Data records

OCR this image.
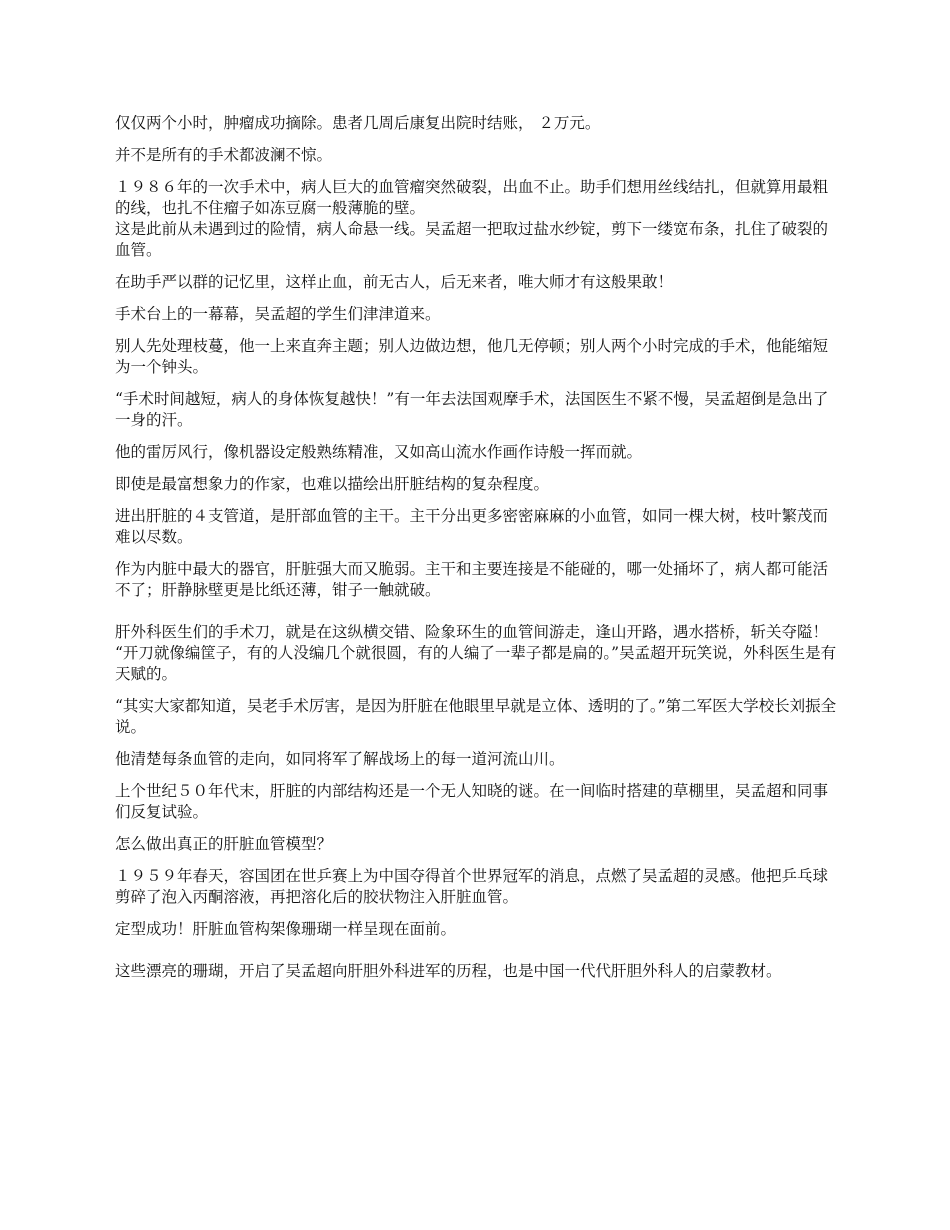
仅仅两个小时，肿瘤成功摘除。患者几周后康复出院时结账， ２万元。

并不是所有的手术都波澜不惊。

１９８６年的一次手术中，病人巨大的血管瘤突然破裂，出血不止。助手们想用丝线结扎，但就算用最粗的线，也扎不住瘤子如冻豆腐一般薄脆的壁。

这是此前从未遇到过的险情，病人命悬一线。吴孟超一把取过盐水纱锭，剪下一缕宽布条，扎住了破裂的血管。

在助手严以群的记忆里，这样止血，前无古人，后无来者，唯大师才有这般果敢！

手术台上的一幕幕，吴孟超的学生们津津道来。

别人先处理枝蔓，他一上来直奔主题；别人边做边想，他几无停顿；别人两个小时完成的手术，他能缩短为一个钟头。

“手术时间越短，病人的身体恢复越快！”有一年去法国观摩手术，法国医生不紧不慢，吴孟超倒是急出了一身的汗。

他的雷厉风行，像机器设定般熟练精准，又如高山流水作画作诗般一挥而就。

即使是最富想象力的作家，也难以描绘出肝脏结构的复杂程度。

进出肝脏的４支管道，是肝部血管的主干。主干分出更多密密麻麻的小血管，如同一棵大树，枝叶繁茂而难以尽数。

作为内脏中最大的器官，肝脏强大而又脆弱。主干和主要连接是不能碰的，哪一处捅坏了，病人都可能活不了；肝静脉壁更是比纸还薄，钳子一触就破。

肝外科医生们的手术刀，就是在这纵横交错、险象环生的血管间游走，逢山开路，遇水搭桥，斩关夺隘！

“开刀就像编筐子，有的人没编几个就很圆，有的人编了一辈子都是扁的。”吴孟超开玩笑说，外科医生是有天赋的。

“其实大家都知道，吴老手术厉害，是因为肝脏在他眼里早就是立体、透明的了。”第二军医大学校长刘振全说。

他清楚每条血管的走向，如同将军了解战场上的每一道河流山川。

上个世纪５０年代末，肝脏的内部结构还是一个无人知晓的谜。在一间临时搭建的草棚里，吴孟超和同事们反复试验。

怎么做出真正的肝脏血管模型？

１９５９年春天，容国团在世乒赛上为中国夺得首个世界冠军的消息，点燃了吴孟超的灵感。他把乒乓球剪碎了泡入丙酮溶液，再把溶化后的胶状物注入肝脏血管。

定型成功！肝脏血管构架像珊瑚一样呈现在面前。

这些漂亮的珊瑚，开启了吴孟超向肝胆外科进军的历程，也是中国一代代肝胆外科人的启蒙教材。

**Your objective**. Write out the material above again, word for word, minus its pictures.

**Full answer**.
OCR this image.
仅仅两个小时，肿瘤成功摘除。患者几周后康复出院时结账， ２万元。

并不是所有的手术都波澜不惊。

１９８６年的一次手术中，病人巨大的血管瘤突然破裂，出血不止。助手们想用丝线结扎，但就算用最粗的线，也扎不住瘤子如冻豆腐一般薄脆的壁。

这是此前从未遇到过的险情，病人命悬一线。吴孟超一把取过盐水纱锭，剪下一缕宽布条，扎住了破裂的血管。

在助手严以群的记忆里，这样止血，前无古人，后无来者，唯大师才有这般果敢！

手术台上的一幕幕，吴孟超的学生们津津道来。

别人先处理枝蔓，他一上来直奔主题；别人边做边想，他几无停顿；别人两个小时完成的手术，他能缩短为一个钟头。

“手术时间越短，病人的身体恢复越快！”有一年去法国观摩手术，法国医生不紧不慢，吴孟超倒是急出了一身的汗。

他的雷厉风行，像机器设定般熟练精准，又如高山流水作画作诗般一挥而就。

即使是最富想象力的作家，也难以描绘出肝脏结构的复杂程度。

进出肝脏的４支管道，是肝部血管的主干。主干分出更多密密麻麻的小血管，如同一棵大树，枝叶繁茂而难以尽数。

作为内脏中最大的器官，肝脏强大而又脆弱。主干和主要连接是不能碰的，哪一处捅坏了，病人都可能活不了；肝静脉壁更是比纸还薄，钳子一触就破。

肝外科医生们的手术刀，就是在这纵横交错、险象环生的血管间游走，逢山开路，遇水搭桥，斩关夺隘！

“开刀就像编筐子，有的人没编几个就很圆，有的人编了一辈子都是扁的。”吴孟超开玩笑说，外科医生是有天赋的。

“其实大家都知道，吴老手术厉害，是因为肝脏在他眼里早就是立体、透明的了。”第二军医大学校长刘振全说。

他清楚每条血管的走向，如同将军了解战场上的每一道河流山川。

上个世纪５０年代末，肝脏的内部结构还是一个无人知晓的谜。在一间临时搭建的草棚里，吴孟超和同事们反复试验。

怎么做出真正的肝脏血管模型？

１９５９年春天，容国团在世乒赛上为中国夺得首个世界冠军的消息，点燃了吴孟超的灵感。他把乒乓球剪碎了泡入丙酮溶液，再把溶化后的胶状物注入肝脏血管。

定型成功！肝脏血管构架像珊瑚一样呈现在面前。

这些漂亮的珊瑚，开启了吴孟超向肝胆外科进军的历程，也是中国一代代肝胆外科人的启蒙教材。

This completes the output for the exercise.